▶ SET PROBLEM
Extract every line that contains the string "Филип".

(Collected data)
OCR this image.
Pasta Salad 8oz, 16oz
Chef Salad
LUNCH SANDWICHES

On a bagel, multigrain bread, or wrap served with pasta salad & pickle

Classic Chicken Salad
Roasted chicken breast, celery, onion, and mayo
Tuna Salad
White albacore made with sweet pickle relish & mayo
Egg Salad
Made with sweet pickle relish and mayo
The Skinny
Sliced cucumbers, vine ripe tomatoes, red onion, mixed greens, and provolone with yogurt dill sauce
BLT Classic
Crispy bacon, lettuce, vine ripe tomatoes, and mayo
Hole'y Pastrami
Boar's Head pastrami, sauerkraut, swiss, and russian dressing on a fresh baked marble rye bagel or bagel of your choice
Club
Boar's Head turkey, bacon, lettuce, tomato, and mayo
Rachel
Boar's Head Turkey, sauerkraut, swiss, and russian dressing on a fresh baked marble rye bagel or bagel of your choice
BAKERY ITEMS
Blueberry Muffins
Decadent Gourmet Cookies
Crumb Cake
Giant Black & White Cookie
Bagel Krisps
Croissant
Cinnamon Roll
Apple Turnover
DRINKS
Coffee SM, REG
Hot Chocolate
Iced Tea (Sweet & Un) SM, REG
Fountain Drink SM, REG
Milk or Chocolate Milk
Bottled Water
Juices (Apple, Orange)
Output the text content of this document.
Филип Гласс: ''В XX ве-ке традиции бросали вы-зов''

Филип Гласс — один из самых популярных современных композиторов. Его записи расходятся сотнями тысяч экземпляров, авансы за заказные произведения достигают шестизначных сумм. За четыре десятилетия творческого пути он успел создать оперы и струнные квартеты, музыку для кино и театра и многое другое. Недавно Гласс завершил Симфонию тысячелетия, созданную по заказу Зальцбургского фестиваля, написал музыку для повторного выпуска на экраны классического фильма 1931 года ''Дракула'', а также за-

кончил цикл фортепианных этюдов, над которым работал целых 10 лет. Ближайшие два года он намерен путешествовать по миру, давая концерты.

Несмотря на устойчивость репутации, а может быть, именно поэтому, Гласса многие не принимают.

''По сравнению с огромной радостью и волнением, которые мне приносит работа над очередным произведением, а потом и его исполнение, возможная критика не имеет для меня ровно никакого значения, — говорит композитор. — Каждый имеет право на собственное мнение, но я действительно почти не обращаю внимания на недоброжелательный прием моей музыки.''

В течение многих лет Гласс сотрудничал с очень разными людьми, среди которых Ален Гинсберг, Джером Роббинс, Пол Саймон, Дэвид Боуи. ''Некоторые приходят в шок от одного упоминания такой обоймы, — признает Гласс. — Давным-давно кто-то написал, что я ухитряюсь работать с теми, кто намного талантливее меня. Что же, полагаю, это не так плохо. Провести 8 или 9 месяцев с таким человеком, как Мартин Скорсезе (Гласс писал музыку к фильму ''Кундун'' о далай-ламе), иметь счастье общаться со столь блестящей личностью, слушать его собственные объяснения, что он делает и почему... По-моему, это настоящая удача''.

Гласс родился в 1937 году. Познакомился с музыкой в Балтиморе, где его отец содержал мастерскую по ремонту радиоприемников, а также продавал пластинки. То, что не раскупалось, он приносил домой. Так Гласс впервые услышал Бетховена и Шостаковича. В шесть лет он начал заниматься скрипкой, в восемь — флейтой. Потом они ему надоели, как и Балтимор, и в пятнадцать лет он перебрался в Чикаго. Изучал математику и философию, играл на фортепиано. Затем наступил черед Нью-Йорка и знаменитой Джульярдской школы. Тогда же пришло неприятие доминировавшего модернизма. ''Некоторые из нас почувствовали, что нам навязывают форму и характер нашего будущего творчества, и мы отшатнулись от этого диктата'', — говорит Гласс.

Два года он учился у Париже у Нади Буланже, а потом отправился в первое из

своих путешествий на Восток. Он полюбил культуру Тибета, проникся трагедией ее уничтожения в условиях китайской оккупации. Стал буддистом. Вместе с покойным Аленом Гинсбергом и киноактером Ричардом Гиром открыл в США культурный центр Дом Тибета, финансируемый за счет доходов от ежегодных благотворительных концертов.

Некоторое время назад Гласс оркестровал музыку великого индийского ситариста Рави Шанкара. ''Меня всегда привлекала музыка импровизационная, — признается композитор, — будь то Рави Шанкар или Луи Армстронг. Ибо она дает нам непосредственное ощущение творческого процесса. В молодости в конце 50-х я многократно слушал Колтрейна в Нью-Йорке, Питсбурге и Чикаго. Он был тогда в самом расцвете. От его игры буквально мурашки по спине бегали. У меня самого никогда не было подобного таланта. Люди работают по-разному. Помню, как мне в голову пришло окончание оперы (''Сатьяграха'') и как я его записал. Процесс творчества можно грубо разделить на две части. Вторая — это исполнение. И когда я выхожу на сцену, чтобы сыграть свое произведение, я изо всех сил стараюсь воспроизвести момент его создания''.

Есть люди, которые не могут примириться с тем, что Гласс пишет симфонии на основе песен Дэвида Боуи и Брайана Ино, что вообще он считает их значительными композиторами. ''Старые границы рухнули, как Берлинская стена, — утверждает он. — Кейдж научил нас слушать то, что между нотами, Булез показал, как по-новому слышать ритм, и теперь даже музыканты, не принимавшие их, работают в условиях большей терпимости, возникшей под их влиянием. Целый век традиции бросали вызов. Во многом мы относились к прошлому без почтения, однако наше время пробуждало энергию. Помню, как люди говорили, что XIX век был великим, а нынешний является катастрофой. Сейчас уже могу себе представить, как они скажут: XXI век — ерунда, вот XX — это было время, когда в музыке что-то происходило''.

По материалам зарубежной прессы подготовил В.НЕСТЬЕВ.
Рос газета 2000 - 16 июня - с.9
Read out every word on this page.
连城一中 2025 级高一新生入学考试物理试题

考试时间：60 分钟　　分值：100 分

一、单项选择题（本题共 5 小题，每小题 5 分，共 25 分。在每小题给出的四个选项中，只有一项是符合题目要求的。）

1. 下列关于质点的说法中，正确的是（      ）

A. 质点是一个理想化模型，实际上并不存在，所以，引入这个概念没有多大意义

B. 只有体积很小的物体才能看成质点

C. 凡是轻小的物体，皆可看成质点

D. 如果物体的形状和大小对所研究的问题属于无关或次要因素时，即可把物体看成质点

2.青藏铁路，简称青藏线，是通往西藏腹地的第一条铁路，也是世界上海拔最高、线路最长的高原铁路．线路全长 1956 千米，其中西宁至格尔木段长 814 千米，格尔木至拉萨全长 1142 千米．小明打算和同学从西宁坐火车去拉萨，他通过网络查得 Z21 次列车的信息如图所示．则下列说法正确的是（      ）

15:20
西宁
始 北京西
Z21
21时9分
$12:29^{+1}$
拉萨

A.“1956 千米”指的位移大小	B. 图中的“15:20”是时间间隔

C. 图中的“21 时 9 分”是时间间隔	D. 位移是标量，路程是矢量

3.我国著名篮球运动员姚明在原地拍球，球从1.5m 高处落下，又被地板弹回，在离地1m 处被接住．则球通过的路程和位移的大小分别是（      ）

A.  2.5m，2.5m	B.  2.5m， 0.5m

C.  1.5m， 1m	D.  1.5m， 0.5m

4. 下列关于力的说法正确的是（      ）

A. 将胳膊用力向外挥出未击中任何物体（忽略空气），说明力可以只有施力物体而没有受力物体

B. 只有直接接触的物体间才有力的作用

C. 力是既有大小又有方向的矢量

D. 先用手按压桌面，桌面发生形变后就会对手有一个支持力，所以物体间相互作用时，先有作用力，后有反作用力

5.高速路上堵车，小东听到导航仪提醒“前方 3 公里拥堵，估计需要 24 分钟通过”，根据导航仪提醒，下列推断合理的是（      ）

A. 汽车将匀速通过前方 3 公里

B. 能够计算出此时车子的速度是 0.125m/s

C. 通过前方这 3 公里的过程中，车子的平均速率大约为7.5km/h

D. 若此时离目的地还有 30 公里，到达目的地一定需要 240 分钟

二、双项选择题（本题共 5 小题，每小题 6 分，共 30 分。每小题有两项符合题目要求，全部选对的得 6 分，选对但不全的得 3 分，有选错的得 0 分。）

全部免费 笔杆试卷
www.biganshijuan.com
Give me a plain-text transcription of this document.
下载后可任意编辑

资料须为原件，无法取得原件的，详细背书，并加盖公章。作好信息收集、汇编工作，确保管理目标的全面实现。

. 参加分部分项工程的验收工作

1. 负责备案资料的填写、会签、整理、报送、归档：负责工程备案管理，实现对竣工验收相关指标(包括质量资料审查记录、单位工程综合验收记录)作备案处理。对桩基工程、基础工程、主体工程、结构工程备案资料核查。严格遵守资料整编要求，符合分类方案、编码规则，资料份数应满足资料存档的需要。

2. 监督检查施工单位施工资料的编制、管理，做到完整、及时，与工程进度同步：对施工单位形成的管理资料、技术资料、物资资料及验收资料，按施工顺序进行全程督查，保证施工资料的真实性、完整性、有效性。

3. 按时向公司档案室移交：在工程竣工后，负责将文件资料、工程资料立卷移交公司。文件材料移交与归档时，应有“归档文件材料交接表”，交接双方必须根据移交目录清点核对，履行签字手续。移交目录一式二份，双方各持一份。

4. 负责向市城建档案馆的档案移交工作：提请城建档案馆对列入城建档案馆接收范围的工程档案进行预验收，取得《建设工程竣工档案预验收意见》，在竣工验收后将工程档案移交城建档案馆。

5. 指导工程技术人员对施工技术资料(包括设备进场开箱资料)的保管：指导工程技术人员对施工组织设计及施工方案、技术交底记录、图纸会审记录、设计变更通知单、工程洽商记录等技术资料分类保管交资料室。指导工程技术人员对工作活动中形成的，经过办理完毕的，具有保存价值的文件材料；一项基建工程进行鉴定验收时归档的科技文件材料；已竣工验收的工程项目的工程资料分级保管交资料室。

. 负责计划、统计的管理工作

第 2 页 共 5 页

▶ FINAL RESULT
Филип Гласс: ''В XX ве-ке традиции бросали вы-зов''
Филип Гласс — один из самых популярных современных композиторов. Его записи расходятся сотнями тысяч экземпляров, авансы за заказные произведения достигают шестизначных сумм. За четыре десятилетия творческого пути он успел создать оперы и струнные квартеты, музыку для кино и театра и многое другое. Недавно Гласс завершил Симфонию тысячелетия, созданную по заказу Зальцбургского фестиваля, написал музыку для повторного выпуска на экраны классического фильма 1931 года ''Дракула'', а также за-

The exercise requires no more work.